— START OF Input rows —

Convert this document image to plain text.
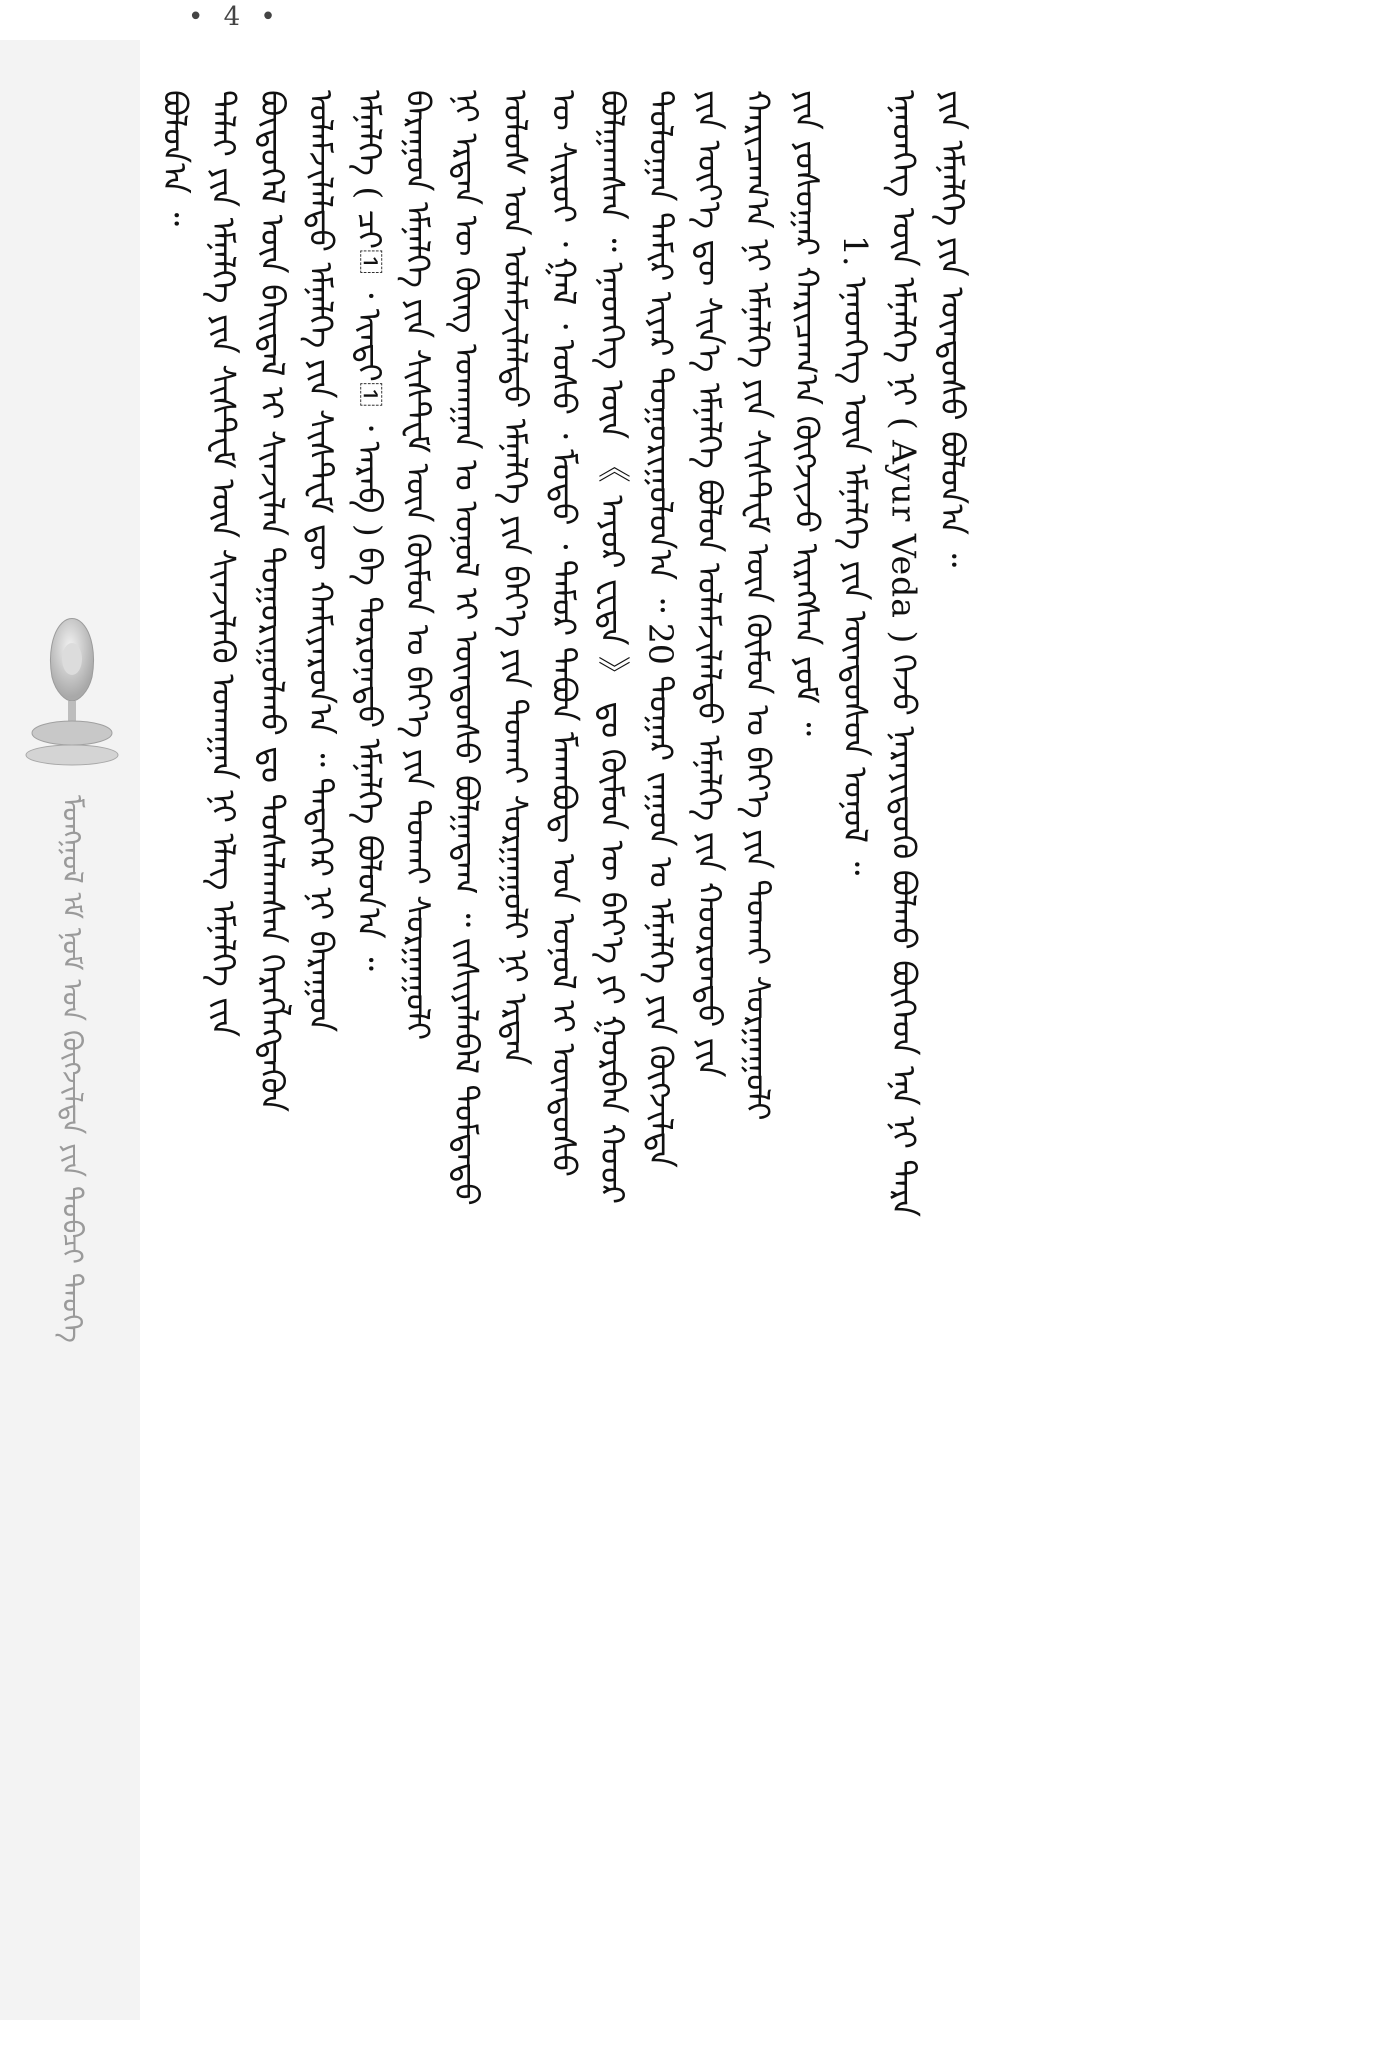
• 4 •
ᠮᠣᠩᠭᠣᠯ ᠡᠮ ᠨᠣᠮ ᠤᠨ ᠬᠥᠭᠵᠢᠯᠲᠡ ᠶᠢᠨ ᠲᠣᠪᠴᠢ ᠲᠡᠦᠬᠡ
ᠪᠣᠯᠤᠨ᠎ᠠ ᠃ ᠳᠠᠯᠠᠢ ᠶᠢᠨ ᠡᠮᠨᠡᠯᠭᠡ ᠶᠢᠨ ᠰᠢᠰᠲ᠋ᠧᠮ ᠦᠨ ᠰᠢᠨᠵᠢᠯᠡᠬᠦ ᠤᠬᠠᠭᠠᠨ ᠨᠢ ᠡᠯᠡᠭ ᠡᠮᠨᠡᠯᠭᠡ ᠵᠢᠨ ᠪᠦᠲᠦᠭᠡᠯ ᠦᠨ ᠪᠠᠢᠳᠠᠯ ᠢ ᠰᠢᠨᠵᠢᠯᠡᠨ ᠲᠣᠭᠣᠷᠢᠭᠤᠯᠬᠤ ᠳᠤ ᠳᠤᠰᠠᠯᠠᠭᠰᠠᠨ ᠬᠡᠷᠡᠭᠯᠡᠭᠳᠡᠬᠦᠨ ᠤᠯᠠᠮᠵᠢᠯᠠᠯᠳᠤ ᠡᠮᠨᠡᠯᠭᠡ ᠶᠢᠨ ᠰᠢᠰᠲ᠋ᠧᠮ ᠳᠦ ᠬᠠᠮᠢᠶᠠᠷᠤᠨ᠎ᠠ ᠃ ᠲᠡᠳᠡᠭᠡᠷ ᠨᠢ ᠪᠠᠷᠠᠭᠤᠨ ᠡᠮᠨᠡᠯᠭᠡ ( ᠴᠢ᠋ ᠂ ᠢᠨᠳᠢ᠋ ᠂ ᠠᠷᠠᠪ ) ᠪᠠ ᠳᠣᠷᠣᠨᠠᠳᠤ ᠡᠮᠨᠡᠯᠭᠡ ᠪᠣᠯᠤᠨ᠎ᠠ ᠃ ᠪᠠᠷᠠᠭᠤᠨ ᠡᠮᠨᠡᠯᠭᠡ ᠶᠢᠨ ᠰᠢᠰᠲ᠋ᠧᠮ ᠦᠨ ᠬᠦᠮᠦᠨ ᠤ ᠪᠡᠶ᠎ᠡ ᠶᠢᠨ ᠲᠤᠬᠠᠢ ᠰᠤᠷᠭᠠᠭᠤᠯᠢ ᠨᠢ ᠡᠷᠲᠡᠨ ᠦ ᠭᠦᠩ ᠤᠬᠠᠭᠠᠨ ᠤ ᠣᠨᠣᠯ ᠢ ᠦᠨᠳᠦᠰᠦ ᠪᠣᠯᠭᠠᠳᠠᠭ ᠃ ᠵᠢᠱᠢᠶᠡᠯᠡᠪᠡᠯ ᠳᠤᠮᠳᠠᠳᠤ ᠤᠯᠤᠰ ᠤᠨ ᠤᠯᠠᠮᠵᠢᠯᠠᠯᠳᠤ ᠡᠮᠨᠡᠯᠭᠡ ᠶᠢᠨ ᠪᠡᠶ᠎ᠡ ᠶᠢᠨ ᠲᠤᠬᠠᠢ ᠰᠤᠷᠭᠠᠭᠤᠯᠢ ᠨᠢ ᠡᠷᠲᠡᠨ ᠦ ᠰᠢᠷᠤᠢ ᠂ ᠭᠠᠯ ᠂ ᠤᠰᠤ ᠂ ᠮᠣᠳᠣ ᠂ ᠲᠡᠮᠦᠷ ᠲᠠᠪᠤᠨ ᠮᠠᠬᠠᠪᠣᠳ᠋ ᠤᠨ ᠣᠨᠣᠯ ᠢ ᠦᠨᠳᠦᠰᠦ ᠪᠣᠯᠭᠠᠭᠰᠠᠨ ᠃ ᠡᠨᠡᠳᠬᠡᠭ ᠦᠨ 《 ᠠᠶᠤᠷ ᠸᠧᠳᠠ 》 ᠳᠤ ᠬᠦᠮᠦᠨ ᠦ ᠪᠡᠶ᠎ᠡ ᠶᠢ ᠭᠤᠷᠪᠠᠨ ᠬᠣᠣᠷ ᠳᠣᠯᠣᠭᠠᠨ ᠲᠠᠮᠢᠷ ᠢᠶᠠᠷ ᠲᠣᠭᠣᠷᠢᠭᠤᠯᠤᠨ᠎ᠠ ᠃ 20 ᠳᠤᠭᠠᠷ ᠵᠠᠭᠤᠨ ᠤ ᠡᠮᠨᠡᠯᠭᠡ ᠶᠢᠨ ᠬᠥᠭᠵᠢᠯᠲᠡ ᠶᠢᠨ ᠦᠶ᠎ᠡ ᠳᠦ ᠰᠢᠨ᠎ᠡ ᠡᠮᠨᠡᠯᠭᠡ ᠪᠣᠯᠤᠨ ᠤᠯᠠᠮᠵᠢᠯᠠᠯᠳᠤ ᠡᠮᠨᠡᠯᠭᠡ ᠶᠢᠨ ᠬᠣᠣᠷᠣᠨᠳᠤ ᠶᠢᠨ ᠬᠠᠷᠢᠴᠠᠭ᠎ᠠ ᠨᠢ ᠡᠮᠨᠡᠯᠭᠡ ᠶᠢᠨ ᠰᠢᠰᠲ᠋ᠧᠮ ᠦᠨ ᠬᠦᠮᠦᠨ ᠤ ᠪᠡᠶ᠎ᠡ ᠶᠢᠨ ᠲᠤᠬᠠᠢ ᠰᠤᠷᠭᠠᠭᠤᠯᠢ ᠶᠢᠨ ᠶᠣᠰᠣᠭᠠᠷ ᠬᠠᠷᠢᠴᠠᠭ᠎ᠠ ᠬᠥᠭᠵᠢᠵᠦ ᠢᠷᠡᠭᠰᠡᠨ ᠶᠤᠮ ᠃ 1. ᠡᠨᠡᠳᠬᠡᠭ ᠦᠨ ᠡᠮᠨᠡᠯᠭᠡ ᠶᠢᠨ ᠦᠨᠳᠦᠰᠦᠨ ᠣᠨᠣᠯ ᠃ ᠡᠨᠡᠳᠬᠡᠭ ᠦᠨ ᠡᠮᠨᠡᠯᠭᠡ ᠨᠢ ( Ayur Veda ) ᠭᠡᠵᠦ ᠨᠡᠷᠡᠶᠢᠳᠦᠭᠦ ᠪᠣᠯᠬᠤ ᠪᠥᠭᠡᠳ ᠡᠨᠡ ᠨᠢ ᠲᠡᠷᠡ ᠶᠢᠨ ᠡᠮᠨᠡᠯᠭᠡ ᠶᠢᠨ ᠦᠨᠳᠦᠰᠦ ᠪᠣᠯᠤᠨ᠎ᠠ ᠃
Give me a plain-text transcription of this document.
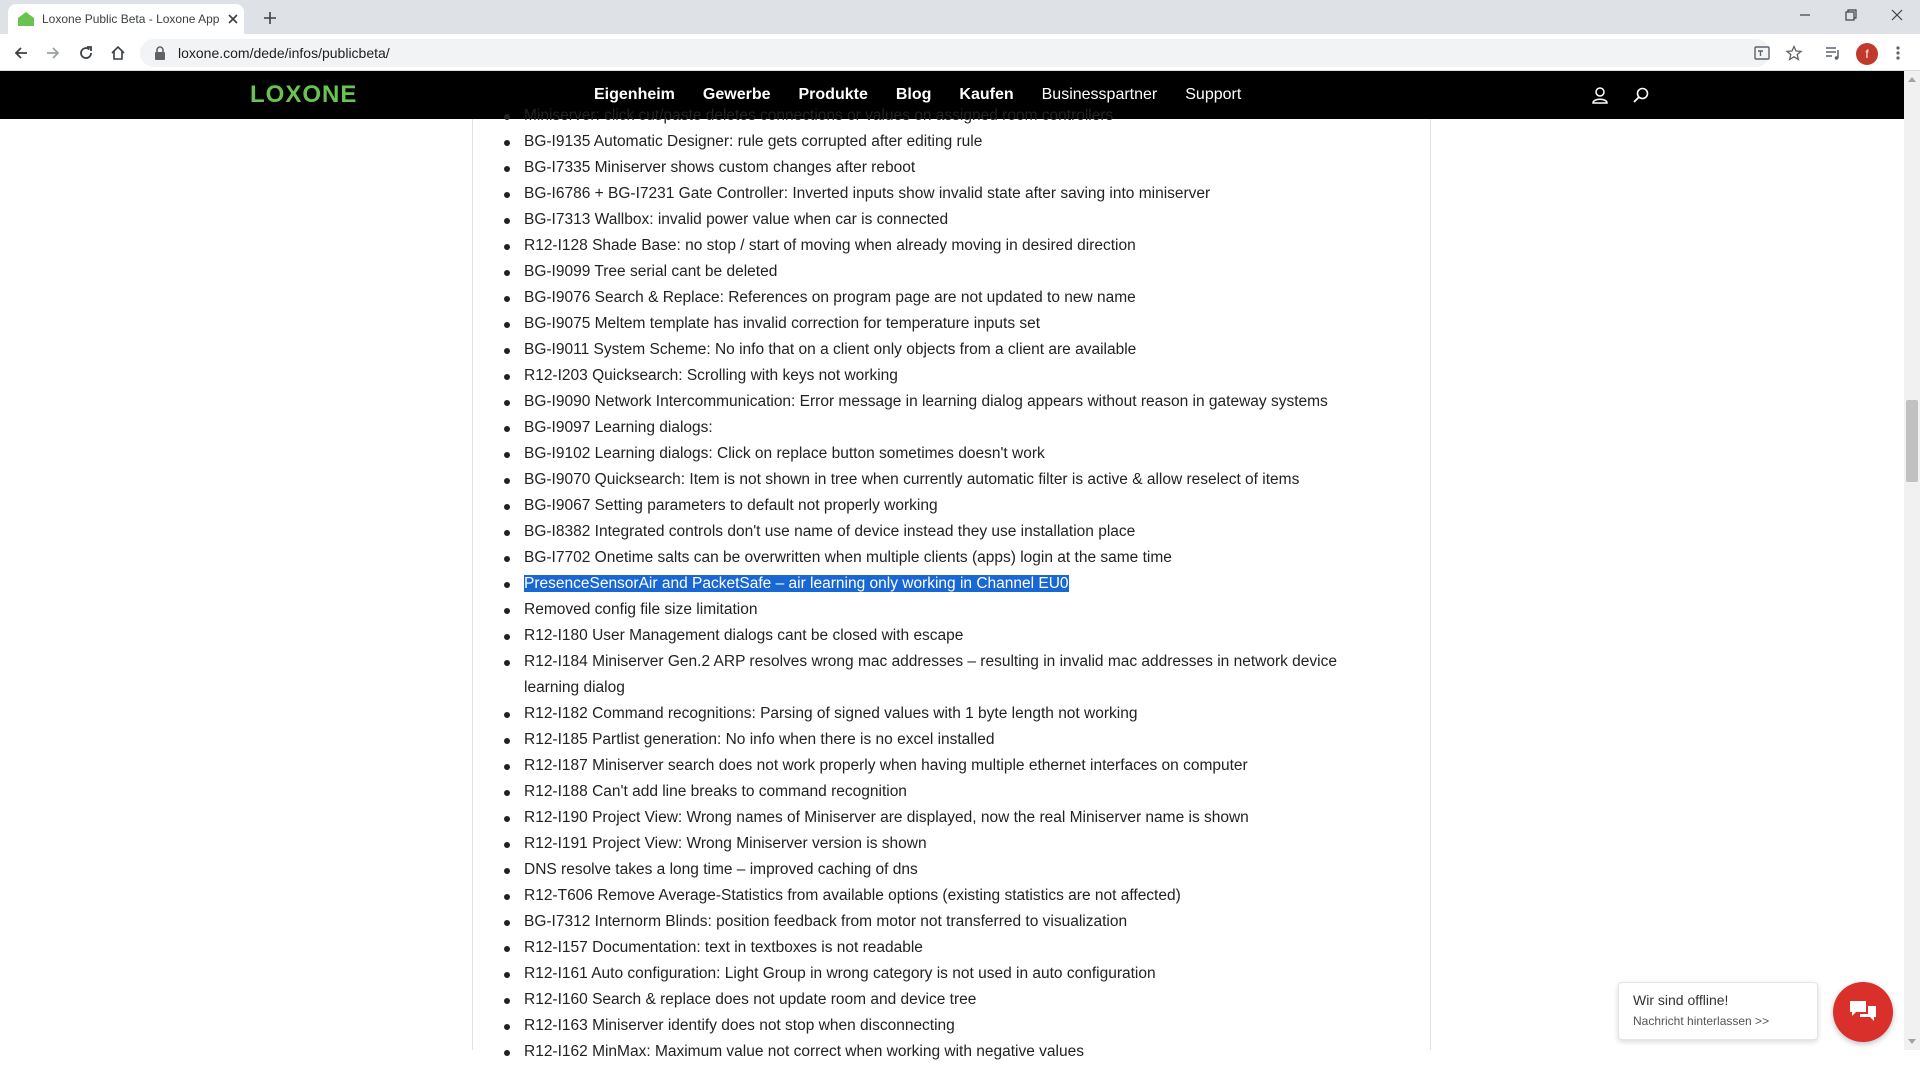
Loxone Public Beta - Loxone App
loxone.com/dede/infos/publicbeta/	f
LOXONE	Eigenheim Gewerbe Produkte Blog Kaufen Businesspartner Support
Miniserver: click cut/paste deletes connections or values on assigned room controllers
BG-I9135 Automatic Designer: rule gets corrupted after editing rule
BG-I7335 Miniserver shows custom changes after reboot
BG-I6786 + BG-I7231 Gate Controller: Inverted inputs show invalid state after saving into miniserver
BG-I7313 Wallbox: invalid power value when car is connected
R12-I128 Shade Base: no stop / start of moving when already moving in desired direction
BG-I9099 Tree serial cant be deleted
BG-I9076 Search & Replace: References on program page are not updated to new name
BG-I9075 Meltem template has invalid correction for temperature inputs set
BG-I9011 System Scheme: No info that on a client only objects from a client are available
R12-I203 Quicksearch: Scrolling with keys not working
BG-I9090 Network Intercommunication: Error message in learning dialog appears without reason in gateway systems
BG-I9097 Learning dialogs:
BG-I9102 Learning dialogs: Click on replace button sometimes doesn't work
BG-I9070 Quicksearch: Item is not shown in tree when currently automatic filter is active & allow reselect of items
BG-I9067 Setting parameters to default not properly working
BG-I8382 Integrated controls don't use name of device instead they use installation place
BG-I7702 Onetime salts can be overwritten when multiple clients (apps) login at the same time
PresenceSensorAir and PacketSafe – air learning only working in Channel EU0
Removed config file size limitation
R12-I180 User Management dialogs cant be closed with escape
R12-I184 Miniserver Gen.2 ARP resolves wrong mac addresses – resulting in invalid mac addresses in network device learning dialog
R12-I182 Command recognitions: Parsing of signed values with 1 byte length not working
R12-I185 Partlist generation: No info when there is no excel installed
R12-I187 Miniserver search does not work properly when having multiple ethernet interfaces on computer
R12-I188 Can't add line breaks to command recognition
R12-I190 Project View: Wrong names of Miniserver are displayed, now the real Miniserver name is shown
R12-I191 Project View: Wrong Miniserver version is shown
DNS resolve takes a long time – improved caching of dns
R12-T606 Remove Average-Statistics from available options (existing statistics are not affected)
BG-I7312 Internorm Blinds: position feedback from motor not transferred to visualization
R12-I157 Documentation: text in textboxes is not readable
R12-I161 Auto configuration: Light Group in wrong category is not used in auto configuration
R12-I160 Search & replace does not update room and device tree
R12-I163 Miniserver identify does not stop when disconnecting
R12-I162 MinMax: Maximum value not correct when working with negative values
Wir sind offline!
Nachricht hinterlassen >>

— END OF Input rows —

- Problem to work on -
Copy each line that contains the word "from".

- Response below -
BG-I9011 System Scheme: No info that on a client only objects from a client are available
R12-T606 Remove Average-Statistics from available options (existing statistics are not affected)
BG-I7312 Internorm Blinds: position feedback from motor not transferred to visualization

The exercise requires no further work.